◆ Goal
Filter out everything except lines holding "Trial".

◆ Records for this exercise
● ● ● ●
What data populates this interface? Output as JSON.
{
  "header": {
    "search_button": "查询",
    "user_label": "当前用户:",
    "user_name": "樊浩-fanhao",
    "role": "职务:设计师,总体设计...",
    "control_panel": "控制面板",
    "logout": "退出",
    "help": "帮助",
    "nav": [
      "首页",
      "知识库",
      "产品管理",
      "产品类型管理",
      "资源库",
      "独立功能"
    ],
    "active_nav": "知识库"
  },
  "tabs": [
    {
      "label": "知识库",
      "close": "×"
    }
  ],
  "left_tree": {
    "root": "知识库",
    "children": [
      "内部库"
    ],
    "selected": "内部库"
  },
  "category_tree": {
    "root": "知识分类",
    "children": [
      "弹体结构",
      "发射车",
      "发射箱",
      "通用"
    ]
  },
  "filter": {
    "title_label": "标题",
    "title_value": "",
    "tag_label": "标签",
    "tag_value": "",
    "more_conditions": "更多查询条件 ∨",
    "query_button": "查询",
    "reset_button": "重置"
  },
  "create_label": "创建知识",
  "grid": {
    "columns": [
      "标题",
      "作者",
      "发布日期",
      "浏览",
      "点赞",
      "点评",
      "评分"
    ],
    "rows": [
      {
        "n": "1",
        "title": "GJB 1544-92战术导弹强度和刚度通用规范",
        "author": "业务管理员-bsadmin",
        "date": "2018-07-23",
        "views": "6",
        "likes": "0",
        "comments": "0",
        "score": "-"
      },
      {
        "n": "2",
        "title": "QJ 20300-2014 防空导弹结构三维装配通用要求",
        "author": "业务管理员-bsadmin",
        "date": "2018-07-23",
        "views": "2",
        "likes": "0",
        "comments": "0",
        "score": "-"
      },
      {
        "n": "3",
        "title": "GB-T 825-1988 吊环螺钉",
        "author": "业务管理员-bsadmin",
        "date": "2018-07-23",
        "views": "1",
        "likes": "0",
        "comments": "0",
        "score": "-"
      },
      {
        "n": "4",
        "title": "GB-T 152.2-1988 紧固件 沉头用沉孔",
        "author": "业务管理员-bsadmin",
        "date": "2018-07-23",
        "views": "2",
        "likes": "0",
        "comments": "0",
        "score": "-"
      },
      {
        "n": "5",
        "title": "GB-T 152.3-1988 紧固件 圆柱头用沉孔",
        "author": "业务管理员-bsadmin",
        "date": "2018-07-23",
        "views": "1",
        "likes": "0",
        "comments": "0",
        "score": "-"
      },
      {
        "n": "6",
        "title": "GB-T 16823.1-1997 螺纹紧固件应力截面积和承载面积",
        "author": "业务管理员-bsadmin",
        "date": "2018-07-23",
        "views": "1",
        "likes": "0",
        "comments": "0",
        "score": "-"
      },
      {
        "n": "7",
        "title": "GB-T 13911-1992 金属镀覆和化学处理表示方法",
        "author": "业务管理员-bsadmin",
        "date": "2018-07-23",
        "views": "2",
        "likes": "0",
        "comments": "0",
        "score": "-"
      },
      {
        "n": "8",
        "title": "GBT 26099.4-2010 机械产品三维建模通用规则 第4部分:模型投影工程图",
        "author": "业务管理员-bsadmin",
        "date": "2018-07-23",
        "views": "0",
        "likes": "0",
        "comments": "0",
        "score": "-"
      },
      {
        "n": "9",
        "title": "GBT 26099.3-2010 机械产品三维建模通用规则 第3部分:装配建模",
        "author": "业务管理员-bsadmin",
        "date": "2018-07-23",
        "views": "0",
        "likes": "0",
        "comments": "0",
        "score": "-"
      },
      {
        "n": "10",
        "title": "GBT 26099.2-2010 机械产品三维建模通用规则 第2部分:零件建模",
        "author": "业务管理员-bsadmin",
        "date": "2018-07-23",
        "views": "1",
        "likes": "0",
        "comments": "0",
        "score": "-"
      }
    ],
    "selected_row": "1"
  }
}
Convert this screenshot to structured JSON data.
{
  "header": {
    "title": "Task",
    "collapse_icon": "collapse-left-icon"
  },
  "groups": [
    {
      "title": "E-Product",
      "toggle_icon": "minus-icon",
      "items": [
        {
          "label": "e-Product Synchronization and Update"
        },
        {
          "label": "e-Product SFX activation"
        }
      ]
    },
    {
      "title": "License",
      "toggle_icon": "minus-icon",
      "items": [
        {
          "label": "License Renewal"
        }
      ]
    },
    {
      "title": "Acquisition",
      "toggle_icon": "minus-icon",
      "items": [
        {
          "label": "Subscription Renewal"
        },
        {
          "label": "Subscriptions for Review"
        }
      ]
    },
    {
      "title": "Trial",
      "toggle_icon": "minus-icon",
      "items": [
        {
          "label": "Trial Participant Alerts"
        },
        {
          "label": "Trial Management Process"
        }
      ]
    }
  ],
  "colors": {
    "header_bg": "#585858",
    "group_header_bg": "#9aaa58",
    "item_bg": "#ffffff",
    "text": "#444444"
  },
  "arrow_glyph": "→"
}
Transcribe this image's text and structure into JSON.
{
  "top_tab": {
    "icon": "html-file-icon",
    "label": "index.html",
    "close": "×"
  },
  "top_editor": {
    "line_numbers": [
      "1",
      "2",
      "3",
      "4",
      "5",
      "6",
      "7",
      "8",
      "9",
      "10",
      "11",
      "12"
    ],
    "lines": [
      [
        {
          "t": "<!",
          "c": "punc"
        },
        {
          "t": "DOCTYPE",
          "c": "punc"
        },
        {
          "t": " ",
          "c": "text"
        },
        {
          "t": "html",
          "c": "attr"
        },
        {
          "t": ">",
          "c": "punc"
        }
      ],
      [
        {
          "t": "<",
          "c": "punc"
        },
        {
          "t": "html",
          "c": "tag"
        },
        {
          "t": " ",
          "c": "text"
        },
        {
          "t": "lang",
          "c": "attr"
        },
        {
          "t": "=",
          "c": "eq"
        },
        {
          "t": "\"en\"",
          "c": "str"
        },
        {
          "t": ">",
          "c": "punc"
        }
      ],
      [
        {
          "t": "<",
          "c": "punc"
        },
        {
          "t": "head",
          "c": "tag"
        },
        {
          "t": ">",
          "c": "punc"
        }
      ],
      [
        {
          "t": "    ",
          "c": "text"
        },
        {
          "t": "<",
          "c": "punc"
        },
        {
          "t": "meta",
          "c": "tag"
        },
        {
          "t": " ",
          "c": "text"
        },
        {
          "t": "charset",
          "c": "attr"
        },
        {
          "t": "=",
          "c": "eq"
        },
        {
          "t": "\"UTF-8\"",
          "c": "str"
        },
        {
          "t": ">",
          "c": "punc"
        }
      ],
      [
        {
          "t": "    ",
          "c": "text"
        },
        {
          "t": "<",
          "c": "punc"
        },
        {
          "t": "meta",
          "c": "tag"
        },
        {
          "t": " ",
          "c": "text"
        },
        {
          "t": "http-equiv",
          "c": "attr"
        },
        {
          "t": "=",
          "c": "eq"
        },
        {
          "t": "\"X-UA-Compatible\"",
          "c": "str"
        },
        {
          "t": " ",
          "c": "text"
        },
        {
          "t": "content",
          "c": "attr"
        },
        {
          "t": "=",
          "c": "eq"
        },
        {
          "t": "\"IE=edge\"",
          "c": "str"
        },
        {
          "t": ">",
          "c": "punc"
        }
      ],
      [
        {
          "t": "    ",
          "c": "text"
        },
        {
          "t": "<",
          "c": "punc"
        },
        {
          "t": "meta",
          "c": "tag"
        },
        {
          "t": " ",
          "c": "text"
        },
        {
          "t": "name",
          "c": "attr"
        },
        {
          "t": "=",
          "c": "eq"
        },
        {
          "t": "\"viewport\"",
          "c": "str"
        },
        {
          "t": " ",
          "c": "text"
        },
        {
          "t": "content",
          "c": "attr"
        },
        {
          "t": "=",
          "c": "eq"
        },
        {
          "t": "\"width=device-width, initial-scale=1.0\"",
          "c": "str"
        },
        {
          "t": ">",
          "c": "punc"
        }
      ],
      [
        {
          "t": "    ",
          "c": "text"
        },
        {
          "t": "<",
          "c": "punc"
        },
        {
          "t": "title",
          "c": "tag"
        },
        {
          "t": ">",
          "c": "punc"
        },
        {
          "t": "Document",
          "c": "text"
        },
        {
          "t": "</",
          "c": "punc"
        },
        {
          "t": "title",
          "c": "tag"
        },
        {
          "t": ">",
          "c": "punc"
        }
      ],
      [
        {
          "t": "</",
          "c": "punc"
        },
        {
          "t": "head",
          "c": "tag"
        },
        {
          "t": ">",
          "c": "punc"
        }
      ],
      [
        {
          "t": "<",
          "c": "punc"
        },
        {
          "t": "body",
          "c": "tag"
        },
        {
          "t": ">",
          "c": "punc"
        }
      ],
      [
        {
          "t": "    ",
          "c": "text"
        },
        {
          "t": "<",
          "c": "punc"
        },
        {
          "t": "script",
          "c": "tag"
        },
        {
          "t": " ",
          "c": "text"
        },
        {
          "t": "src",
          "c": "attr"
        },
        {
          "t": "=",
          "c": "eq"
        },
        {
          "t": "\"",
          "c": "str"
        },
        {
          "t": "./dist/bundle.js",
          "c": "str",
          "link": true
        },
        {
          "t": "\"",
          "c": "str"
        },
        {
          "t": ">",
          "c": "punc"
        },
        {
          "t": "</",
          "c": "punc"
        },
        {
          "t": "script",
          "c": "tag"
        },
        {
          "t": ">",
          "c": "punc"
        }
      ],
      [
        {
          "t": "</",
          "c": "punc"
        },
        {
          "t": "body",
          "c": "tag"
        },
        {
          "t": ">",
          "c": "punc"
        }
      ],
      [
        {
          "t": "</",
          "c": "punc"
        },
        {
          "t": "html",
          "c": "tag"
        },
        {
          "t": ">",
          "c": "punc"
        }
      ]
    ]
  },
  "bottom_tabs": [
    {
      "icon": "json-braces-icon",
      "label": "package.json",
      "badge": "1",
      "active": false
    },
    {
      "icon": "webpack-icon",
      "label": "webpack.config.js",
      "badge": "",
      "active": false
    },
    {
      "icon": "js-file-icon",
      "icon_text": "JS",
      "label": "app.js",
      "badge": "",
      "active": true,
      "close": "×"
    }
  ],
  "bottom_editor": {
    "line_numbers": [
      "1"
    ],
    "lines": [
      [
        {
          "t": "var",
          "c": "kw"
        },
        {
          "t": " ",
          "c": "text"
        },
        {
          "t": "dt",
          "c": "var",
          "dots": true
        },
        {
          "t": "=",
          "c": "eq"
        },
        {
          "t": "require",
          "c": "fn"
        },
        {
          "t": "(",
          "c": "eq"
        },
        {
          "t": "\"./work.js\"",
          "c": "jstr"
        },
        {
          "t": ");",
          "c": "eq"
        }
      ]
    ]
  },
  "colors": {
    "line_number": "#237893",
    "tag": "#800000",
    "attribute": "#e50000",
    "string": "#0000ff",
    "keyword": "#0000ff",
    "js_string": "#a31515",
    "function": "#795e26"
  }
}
● ● ● ●
◆ Answer to this exercise
      "title": "Trial",
          "label": "Trial Participant Alerts"
          "label": "Trial Management Process"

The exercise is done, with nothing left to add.